[Source records]

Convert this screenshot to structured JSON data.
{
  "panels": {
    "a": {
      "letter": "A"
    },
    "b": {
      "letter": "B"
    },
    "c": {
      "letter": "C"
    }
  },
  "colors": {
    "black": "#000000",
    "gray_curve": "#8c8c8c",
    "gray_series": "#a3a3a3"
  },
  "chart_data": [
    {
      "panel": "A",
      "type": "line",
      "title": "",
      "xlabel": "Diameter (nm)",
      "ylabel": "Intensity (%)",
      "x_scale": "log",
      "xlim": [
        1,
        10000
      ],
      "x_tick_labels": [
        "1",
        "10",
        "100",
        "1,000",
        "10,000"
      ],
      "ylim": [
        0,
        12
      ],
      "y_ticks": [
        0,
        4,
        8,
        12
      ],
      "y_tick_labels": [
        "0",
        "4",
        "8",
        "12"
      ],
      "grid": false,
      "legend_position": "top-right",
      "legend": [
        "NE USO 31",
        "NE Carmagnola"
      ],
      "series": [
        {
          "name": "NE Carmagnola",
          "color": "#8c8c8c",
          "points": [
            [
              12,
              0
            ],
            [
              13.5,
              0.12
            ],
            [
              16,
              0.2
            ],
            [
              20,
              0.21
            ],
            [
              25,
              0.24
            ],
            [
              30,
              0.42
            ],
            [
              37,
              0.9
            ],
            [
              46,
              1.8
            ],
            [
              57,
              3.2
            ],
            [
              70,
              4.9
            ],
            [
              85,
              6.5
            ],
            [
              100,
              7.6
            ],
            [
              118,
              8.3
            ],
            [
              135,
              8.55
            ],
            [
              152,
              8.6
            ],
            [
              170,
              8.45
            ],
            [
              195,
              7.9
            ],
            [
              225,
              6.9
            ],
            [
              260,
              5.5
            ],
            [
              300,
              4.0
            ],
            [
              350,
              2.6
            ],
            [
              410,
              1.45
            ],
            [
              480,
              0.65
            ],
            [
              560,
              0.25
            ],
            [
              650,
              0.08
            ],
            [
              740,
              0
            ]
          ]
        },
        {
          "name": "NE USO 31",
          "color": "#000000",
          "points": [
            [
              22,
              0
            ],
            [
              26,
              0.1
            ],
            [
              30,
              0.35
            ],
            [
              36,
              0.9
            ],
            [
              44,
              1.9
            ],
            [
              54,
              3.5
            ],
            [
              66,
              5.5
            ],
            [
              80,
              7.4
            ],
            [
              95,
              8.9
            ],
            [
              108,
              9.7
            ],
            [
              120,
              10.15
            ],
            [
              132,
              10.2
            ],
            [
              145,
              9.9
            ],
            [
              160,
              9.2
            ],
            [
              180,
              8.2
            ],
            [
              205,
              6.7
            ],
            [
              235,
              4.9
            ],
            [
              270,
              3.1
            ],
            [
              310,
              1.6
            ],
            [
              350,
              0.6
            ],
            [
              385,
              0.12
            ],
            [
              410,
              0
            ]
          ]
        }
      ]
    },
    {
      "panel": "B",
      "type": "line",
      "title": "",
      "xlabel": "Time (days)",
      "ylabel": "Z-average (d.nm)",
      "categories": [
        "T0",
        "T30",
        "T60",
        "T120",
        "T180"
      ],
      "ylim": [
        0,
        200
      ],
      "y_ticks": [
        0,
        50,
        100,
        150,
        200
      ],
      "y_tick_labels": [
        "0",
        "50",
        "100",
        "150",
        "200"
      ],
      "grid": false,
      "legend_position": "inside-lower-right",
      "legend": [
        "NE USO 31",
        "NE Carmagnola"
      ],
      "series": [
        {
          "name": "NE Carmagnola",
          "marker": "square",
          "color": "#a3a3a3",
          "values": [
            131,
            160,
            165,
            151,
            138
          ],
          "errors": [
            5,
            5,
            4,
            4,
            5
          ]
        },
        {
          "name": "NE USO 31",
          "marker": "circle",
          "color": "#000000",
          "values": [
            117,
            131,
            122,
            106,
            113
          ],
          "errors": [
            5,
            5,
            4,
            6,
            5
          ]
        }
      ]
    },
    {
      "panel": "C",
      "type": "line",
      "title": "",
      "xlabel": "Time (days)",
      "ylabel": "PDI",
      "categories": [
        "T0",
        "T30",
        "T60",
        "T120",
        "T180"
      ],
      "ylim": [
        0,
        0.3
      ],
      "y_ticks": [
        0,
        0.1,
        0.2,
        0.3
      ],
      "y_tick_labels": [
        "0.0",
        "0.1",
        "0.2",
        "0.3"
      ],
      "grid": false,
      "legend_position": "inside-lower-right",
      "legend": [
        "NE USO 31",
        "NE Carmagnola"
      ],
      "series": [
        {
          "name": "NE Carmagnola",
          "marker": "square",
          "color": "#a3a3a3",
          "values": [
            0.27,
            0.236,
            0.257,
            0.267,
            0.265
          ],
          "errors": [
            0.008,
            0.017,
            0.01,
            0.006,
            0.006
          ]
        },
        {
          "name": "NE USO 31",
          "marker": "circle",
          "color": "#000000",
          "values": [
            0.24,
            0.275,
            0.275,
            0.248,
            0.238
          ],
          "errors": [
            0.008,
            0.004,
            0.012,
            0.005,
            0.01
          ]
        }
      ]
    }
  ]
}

* INSTRUCTIONS FOR THE TASK *
Return the entries above exactly, each one complete.

* RESPONSE *
Convert this screenshot to structured JSON data.
{
  "panels": {
    "a": {
      "letter": "A"
    },
    "b": {
      "letter": "B"
    },
    "c": {
      "letter": "C"
    }
  },
  "colors": {
    "black": "#000000",
    "gray_curve": "#8c8c8c",
    "gray_series": "#a3a3a3"
  },
  "chart_data": [
    {
      "panel": "A",
      "type": "line",
      "title": "",
      "xlabel": "Diameter (nm)",
      "ylabel": "Intensity (%)",
      "x_scale": "log",
      "xlim": [
        1,
        10000
      ],
      "x_tick_labels": [
        "1",
        "10",
        "100",
        "1,000",
        "10,000"
      ],
      "ylim": [
        0,
        12
      ],
      "y_ticks": [
        0,
        4,
        8,
        12
      ],
      "y_tick_labels": [
        "0",
        "4",
        "8",
        "12"
      ],
      "grid": false,
      "legend_position": "top-right",
      "legend": [
        "NE USO 31",
        "NE Carmagnola"
      ],
      "series": [
        {
          "name": "NE Carmagnola",
          "color": "#8c8c8c",
          "points": [
            [
              12,
              0
            ],
            [
              13.5,
              0.12
            ],
            [
              16,
              0.2
            ],
            [
              20,
              0.21
            ],
            [
              25,
              0.24
            ],
            [
              30,
              0.42
            ],
            [
              37,
              0.9
            ],
            [
              46,
              1.8
            ],
            [
              57,
              3.2
            ],
            [
              70,
              4.9
            ],
            [
              85,
              6.5
            ],
            [
              100,
              7.6
            ],
            [
              118,
              8.3
            ],
            [
              135,
              8.55
            ],
            [
              152,
              8.6
            ],
            [
              170,
              8.45
            ],
            [
              195,
              7.9
            ],
            [
              225,
              6.9
            ],
            [
              260,
              5.5
            ],
            [
              300,
              4.0
            ],
            [
              350,
              2.6
            ],
            [
              410,
              1.45
            ],
            [
              480,
              0.65
            ],
            [
              560,
              0.25
            ],
            [
              650,
              0.08
            ],
            [
              740,
              0
            ]
          ]
        },
        {
          "name": "NE USO 31",
          "color": "#000000",
          "points": [
            [
              22,
              0
            ],
            [
              26,
              0.1
            ],
            [
              30,
              0.35
            ],
            [
              36,
              0.9
            ],
            [
              44,
              1.9
            ],
            [
              54,
              3.5
            ],
            [
              66,
              5.5
            ],
            [
              80,
              7.4
            ],
            [
              95,
              8.9
            ],
            [
              108,
              9.7
            ],
            [
              120,
              10.15
            ],
            [
              132,
              10.2
            ],
            [
              145,
              9.9
            ],
            [
              160,
              9.2
            ],
            [
              180,
              8.2
            ],
            [
              205,
              6.7
            ],
            [
              235,
              4.9
            ],
            [
              270,
              3.1
            ],
            [
              310,
              1.6
            ],
            [
              350,
              0.6
            ],
            [
              385,
              0.12
            ],
            [
              410,
              0
            ]
          ]
        }
      ]
    },
    {
      "panel": "B",
      "type": "line",
      "title": "",
      "xlabel": "Time (days)",
      "ylabel": "Z-average (d.nm)",
      "categories": [
        "T0",
        "T30",
        "T60",
        "T120",
        "T180"
      ],
      "ylim": [
        0,
        200
      ],
      "y_ticks": [
        0,
        50,
        100,
        150,
        200
      ],
      "y_tick_labels": [
        "0",
        "50",
        "100",
        "150",
        "200"
      ],
      "grid": false,
      "legend_position": "inside-lower-right",
      "legend": [
        "NE USO 31",
        "NE Carmagnola"
      ],
      "series": [
        {
          "name": "NE Carmagnola",
          "marker": "square",
          "color": "#a3a3a3",
          "values": [
            131,
            160,
            165,
            151,
            138
          ],
          "errors": [
            5,
            5,
            4,
            4,
            5
          ]
        },
        {
          "name": "NE USO 31",
          "marker": "circle",
          "color": "#000000",
          "values": [
            117,
            131,
            122,
            106,
            113
          ],
          "errors": [
            5,
            5,
            4,
            6,
            5
          ]
        }
      ]
    },
    {
      "panel": "C",
      "type": "line",
      "title": "",
      "xlabel": "Time (days)",
      "ylabel": "PDI",
      "categories": [
        "T0",
        "T30",
        "T60",
        "T120",
        "T180"
      ],
      "ylim": [
        0,
        0.3
      ],
      "y_ticks": [
        0,
        0.1,
        0.2,
        0.3
      ],
      "y_tick_labels": [
        "0.0",
        "0.1",
        "0.2",
        "0.3"
      ],
      "grid": false,
      "legend_position": "inside-lower-right",
      "legend": [
        "NE USO 31",
        "NE Carmagnola"
      ],
      "series": [
        {
          "name": "NE Carmagnola",
          "marker": "square",
          "color": "#a3a3a3",
          "values": [
            0.27,
            0.236,
            0.257,
            0.267,
            0.265
          ],
          "errors": [
            0.008,
            0.017,
            0.01,
            0.006,
            0.006
          ]
        },
        {
          "name": "NE USO 31",
          "marker": "circle",
          "color": "#000000",
          "values": [
            0.24,
            0.275,
            0.275,
            0.248,
            0.238
          ],
          "errors": [
            0.008,
            0.004,
            0.012,
            0.005,
            0.01
          ]
        }
      ]
    }
  ]
}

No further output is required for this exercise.